Task details -
Omit all pictures, then retype exactly the lines from the one that contains "Parse this screenshot: output" through the end of the listing.

[Records that describe figures]
##########
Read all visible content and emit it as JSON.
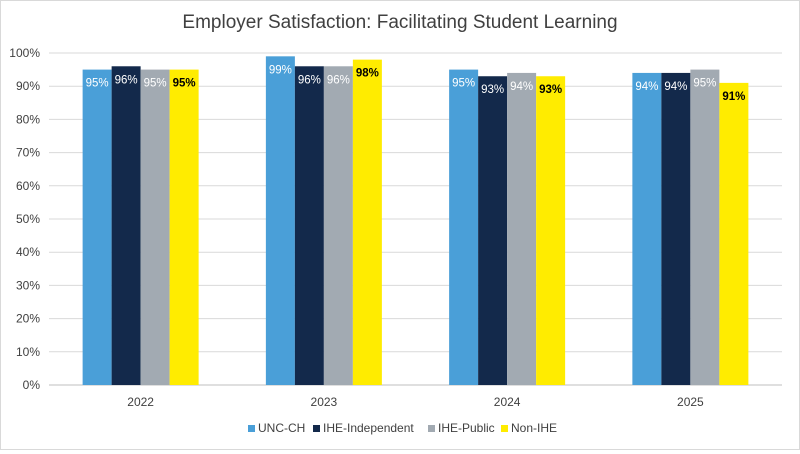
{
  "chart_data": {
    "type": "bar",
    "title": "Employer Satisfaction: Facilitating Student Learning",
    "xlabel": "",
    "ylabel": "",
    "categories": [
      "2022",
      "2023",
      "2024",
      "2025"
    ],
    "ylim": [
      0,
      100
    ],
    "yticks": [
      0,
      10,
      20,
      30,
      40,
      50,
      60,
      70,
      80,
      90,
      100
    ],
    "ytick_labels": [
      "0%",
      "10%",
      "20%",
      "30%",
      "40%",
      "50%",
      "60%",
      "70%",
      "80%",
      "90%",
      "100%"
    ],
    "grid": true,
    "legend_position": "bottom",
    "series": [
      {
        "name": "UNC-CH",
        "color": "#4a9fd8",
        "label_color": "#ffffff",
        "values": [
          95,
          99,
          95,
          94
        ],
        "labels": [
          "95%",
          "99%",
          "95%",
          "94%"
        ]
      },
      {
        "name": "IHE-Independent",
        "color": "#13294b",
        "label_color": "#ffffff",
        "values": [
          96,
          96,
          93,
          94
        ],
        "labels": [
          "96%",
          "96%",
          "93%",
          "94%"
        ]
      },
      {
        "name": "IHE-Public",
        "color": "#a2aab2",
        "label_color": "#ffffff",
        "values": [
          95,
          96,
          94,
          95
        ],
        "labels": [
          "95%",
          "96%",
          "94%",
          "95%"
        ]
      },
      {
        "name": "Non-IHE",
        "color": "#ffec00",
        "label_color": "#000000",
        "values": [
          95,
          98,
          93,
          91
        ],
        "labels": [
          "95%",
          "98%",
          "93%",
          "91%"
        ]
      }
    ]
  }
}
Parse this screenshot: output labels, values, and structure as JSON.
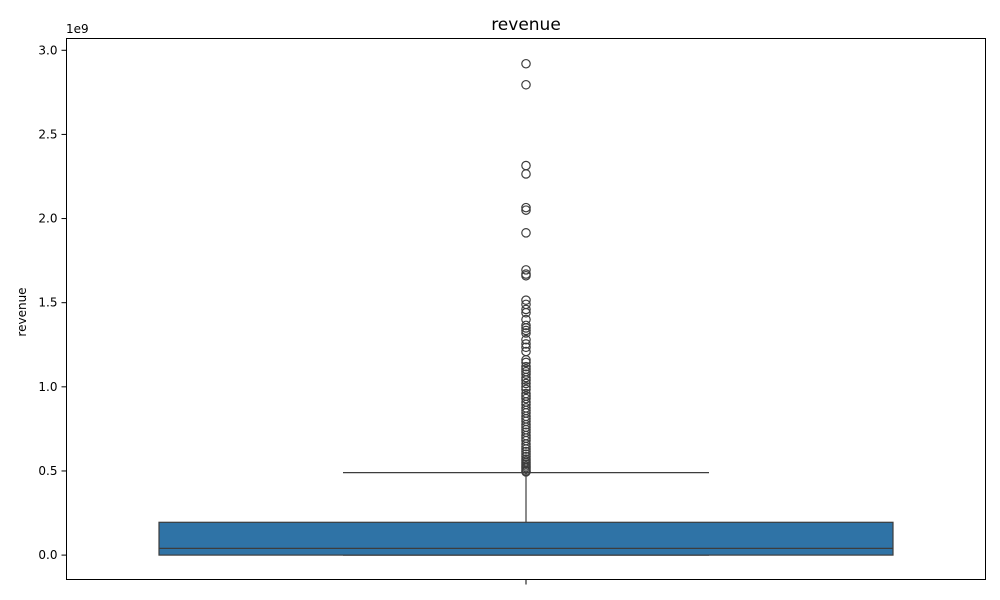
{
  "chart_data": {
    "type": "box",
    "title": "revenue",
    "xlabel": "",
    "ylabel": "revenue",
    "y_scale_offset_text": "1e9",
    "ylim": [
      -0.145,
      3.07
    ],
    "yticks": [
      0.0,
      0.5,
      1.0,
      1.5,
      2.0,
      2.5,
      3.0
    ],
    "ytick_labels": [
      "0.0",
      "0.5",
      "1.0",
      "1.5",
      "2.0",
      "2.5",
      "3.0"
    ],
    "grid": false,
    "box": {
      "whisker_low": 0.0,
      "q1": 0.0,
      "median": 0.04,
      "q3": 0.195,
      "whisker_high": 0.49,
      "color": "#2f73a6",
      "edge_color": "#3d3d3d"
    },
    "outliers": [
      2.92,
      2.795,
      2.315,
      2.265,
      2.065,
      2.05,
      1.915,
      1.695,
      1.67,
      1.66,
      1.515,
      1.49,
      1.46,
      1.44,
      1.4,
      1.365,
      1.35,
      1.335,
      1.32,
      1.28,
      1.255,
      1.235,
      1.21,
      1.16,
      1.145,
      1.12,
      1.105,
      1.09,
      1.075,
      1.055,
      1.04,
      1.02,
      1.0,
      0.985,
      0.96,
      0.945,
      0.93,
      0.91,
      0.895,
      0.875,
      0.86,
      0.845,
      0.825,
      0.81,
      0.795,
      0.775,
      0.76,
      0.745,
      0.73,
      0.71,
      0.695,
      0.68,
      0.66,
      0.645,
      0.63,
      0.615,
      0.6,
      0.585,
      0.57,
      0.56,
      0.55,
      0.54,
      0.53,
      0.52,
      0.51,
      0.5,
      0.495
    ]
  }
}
##########
Output of the exercise -
Parse this screenshot: output labels, values, and structure as JSON.
{
  "chart_data": {
    "type": "box",
    "title": "revenue",
    "xlabel": "",
    "ylabel": "revenue",
    "y_scale_offset_text": "1e9",
    "ylim": [
      -0.145,
      3.07
    ],
    "yticks": [
      0.0,
      0.5,
      1.0,
      1.5,
      2.0,
      2.5,
      3.0
    ],
    "ytick_labels": [
      "0.0",
      "0.5",
      "1.0",
      "1.5",
      "2.0",
      "2.5",
      "3.0"
    ],
    "grid": false,
    "box": {
      "whisker_low": 0.0,
      "q1": 0.0,
      "median": 0.04,
      "q3": 0.195,
      "whisker_high": 0.49,
      "color": "#2f73a6",
      "edge_color": "#3d3d3d"
    },
    "outliers": [
      2.92,
      2.795,
      2.315,
      2.265,
      2.065,
      2.05,
      1.915,
      1.695,
      1.67,
      1.66,
      1.515,
      1.49,
      1.46,
      1.44,
      1.4,
      1.365,
      1.35,
      1.335,
      1.32,
      1.28,
      1.255,
      1.235,
      1.21,
      1.16,
      1.145,
      1.12,
      1.105,
      1.09,
      1.075,
      1.055,
      1.04,
      1.02,
      1.0,
      0.985,
      0.96,
      0.945,
      0.93,
      0.91,
      0.895,
      0.875,
      0.86,
      0.845,
      0.825,
      0.81,
      0.795,
      0.775,
      0.76,
      0.745,
      0.73,
      0.71,
      0.695,
      0.68,
      0.66,
      0.645,
      0.63,
      0.615,
      0.6,
      0.585,
      0.57,
      0.56,
      0.55,
      0.54,
      0.53,
      0.52,
      0.51,
      0.5,
      0.495
    ]
  }
}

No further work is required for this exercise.